#### Your objective
Every line below that holds the string "Share" should be copied out.
[START Provided records]
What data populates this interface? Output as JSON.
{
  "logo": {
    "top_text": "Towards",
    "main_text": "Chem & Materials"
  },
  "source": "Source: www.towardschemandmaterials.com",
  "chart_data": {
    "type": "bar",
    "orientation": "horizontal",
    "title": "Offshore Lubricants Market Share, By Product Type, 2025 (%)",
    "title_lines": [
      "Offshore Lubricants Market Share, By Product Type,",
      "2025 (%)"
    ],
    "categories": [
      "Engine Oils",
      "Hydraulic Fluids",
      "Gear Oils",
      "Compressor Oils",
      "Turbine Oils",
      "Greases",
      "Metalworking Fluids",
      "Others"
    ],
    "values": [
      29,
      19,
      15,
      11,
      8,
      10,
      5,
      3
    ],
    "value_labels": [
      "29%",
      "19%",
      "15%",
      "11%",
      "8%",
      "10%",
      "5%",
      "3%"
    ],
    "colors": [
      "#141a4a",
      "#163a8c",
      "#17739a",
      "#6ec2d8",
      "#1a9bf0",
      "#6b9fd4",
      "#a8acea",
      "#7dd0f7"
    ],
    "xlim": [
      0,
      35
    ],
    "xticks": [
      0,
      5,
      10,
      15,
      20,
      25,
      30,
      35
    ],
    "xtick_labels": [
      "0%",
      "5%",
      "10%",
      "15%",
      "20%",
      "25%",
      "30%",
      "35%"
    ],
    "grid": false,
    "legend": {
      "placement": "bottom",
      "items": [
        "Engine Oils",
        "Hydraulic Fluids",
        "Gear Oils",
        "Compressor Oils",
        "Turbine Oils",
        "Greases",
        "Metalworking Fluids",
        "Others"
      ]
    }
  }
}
[END Provided records]
#### Response to the exercise
    "title": "Offshore Lubricants Market Share, By Product Type, 2025 (%)",
      "Offshore Lubricants Market Share, By Product Type,",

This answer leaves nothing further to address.